### [WRITTEN TASK]
Give exactly the lines from the one with "Read out every word on this page." through the final line of the listing below, both included, leaving out any pictures.

### [DATA SUPPLIED]
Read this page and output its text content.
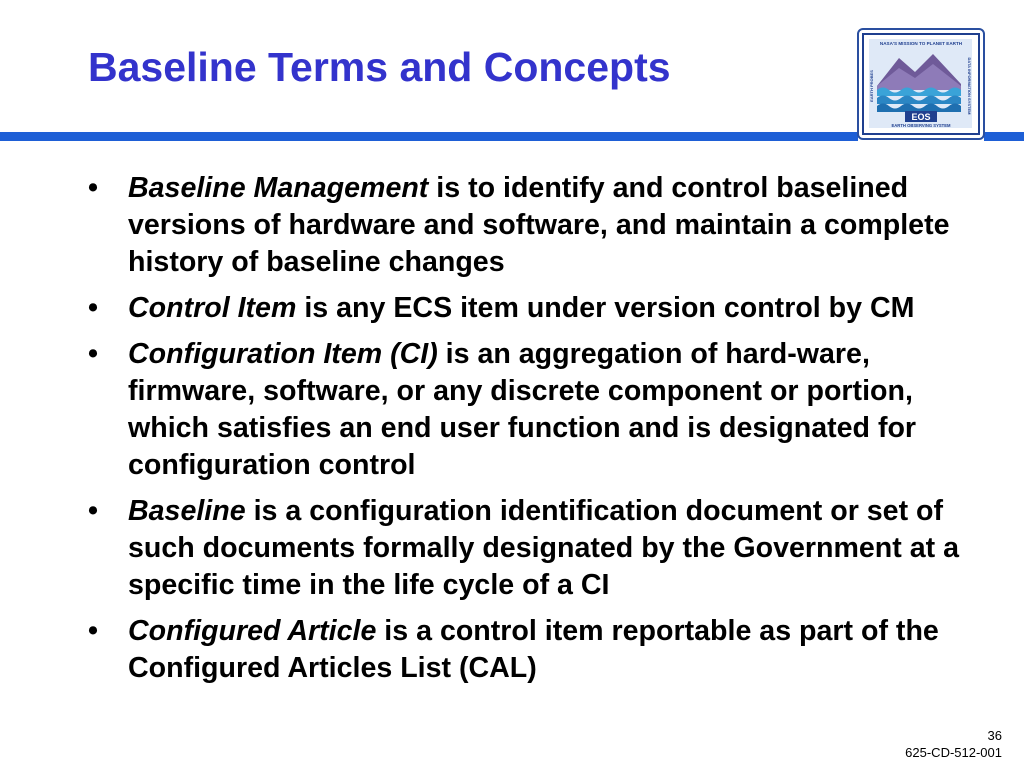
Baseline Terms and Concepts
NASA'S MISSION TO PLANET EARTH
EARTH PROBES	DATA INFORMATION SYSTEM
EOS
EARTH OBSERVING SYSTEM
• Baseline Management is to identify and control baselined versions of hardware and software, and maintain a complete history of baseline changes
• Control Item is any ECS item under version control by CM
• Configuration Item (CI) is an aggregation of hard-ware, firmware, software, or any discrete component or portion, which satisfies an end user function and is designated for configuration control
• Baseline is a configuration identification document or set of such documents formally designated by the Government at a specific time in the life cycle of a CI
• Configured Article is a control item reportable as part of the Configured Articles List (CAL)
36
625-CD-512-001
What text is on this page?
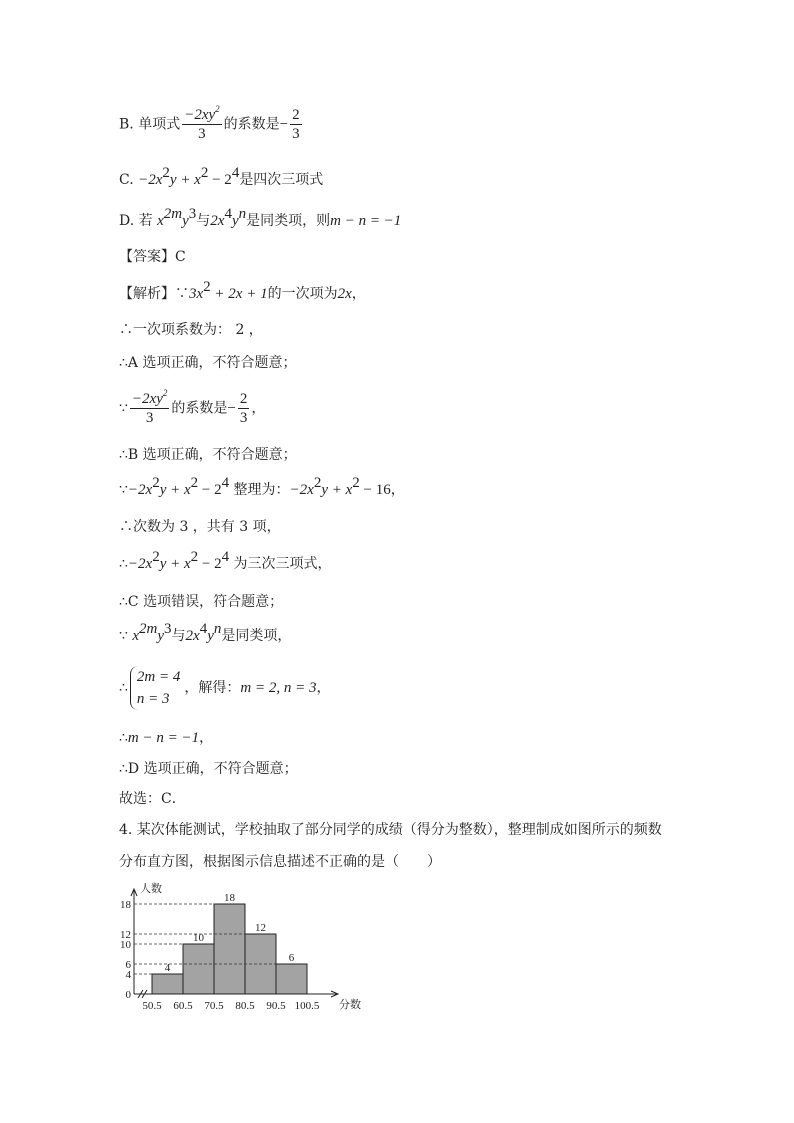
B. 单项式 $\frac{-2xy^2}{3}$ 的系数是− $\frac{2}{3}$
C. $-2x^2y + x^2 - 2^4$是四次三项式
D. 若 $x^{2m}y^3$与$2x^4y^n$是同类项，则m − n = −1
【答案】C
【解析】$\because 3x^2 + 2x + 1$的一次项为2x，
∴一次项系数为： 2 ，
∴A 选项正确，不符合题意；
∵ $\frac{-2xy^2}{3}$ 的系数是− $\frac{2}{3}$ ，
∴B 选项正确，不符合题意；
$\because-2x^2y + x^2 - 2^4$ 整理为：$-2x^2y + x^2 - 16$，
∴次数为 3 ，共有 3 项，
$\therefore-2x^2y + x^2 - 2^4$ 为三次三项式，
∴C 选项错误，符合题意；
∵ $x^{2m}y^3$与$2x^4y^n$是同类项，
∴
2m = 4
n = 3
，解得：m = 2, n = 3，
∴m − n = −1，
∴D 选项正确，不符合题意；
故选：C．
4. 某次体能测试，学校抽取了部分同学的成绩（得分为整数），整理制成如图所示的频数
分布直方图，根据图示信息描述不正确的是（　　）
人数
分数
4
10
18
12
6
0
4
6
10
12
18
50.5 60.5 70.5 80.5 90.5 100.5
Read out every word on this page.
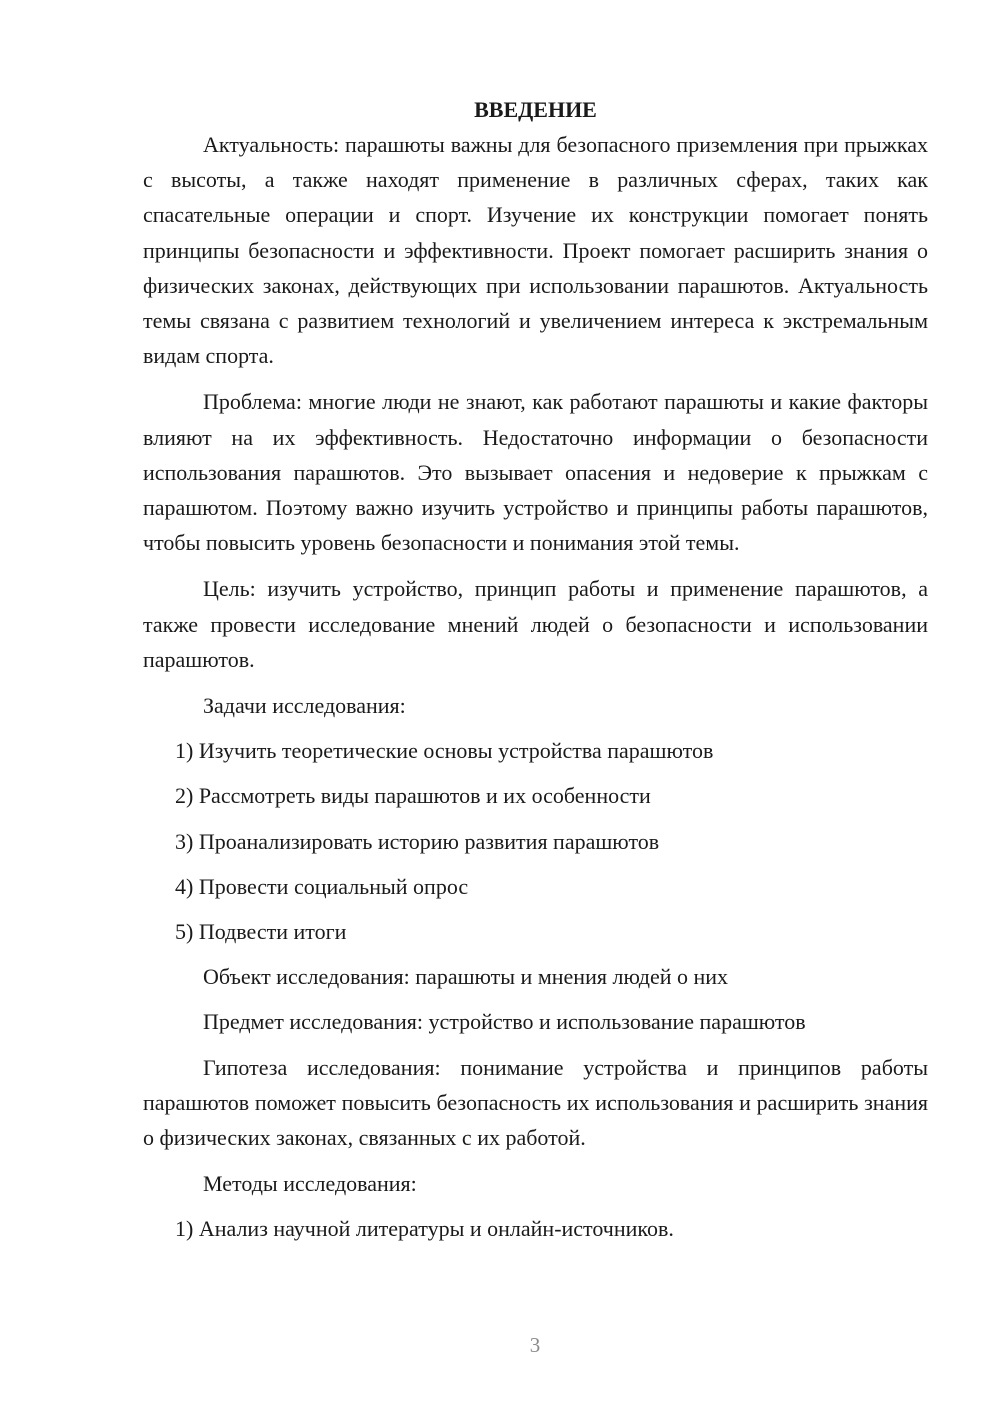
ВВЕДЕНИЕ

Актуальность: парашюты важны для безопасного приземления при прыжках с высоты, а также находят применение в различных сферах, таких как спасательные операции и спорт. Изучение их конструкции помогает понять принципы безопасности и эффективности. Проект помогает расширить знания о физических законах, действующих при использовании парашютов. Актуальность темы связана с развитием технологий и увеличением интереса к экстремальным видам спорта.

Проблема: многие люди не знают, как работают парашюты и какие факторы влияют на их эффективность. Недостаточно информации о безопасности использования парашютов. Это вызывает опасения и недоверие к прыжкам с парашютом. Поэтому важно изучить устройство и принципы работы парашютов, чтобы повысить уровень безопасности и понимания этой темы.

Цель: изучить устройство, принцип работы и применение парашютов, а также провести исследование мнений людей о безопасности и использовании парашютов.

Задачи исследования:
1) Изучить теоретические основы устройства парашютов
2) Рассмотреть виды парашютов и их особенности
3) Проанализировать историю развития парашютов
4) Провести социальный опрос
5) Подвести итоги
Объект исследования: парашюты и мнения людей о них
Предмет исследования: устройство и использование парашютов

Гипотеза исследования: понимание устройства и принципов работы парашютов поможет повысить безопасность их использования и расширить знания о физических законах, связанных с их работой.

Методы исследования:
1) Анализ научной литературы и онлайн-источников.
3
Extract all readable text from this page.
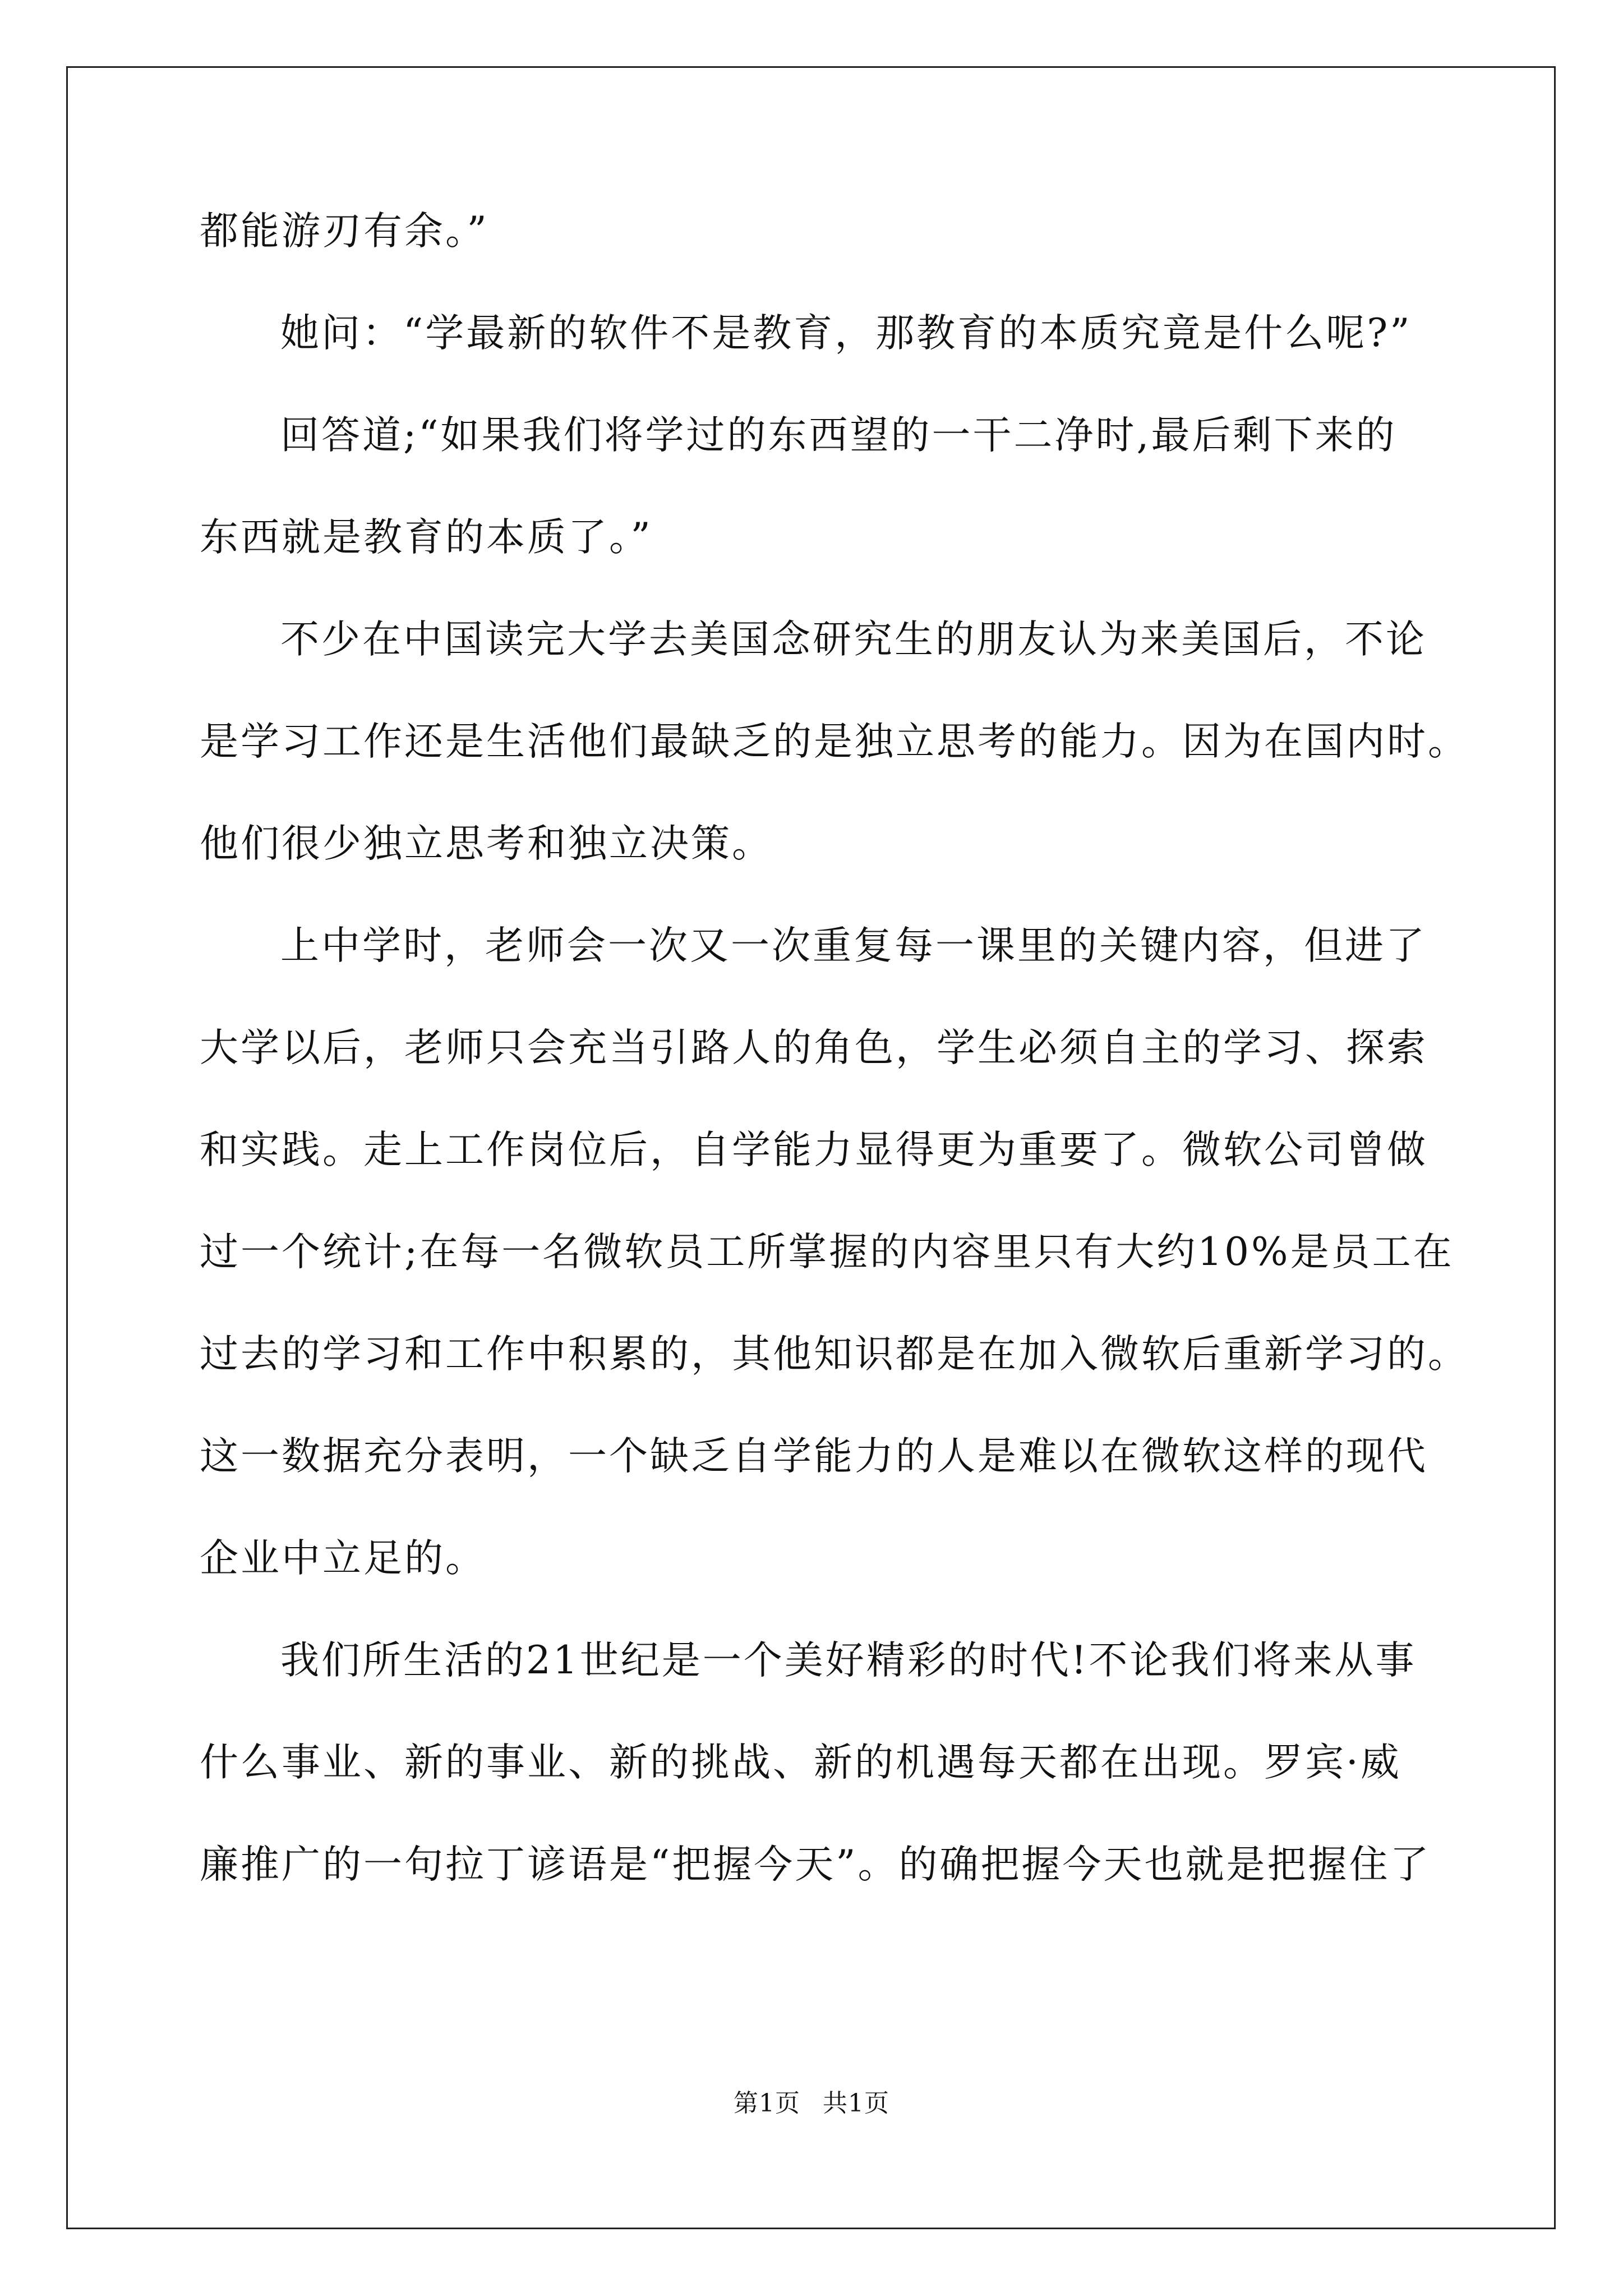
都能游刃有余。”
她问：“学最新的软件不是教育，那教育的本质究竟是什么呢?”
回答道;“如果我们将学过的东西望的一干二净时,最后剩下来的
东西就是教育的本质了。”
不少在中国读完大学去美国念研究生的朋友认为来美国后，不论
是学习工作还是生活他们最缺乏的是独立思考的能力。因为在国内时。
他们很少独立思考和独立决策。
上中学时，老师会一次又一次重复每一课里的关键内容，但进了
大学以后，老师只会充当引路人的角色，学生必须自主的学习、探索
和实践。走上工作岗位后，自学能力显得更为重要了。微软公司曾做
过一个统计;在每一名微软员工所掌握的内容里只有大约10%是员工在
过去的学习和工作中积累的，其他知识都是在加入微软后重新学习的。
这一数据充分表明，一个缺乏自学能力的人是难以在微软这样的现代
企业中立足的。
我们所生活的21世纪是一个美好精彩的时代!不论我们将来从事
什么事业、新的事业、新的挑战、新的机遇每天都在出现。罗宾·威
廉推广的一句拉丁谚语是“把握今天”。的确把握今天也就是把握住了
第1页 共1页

### [TASK RESULT]
Read out every word on this page.
ВВЕДЕНИЕ

Актуальность: парашюты важны для безопасного приземления при прыжках с высоты, а также находят применение в различных сферах, таких как спасательные операции и спорт. Изучение их конструкции помогает понять принципы безопасности и эффективности. Проект помогает расширить знания о физических законах, действующих при использовании парашютов. Актуальность темы связана с развитием технологий и увеличением интереса к экстремальным видам спорта.

Проблема: многие люди не знают, как работают парашюты и какие факторы влияют на их эффективность. Недостаточно информации о безопасности использования парашютов. Это вызывает опасения и недоверие к прыжкам с парашютом. Поэтому важно изучить устройство и принципы работы парашютов, чтобы повысить уровень безопасности и понимания этой темы.

Цель: изучить устройство, принцип работы и применение парашютов, а также провести исследование мнений людей о безопасности и использовании парашютов.

Задачи исследования:
1) Изучить теоретические основы устройства парашютов
2) Рассмотреть виды парашютов и их особенности
3) Проанализировать историю развития парашютов
4) Провести социальный опрос
5) Подвести итоги
Объект исследования: парашюты и мнения людей о них
Предмет исследования: устройство и использование парашютов

Гипотеза исследования: понимание устройства и принципов работы парашютов поможет повысить безопасность их использования и расширить знания о физических законах, связанных с их работой.

Методы исследования:
1) Анализ научной литературы и онлайн-источников.
3
Extract all readable text from this page.
都能游刃有余。”
她问：“学最新的软件不是教育，那教育的本质究竟是什么呢?”
回答道;“如果我们将学过的东西望的一干二净时,最后剩下来的
东西就是教育的本质了。”
不少在中国读完大学去美国念研究生的朋友认为来美国后，不论
是学习工作还是生活他们最缺乏的是独立思考的能力。因为在国内时。
他们很少独立思考和独立决策。
上中学时，老师会一次又一次重复每一课里的关键内容，但进了
大学以后，老师只会充当引路人的角色，学生必须自主的学习、探索
和实践。走上工作岗位后，自学能力显得更为重要了。微软公司曾做
过一个统计;在每一名微软员工所掌握的内容里只有大约10%是员工在
过去的学习和工作中积累的，其他知识都是在加入微软后重新学习的。
这一数据充分表明，一个缺乏自学能力的人是难以在微软这样的现代
企业中立足的。
我们所生活的21世纪是一个美好精彩的时代!不论我们将来从事
什么事业、新的事业、新的挑战、新的机遇每天都在出现。罗宾·威
廉推广的一句拉丁谚语是“把握今天”。的确把握今天也就是把握住了
第1页 共1页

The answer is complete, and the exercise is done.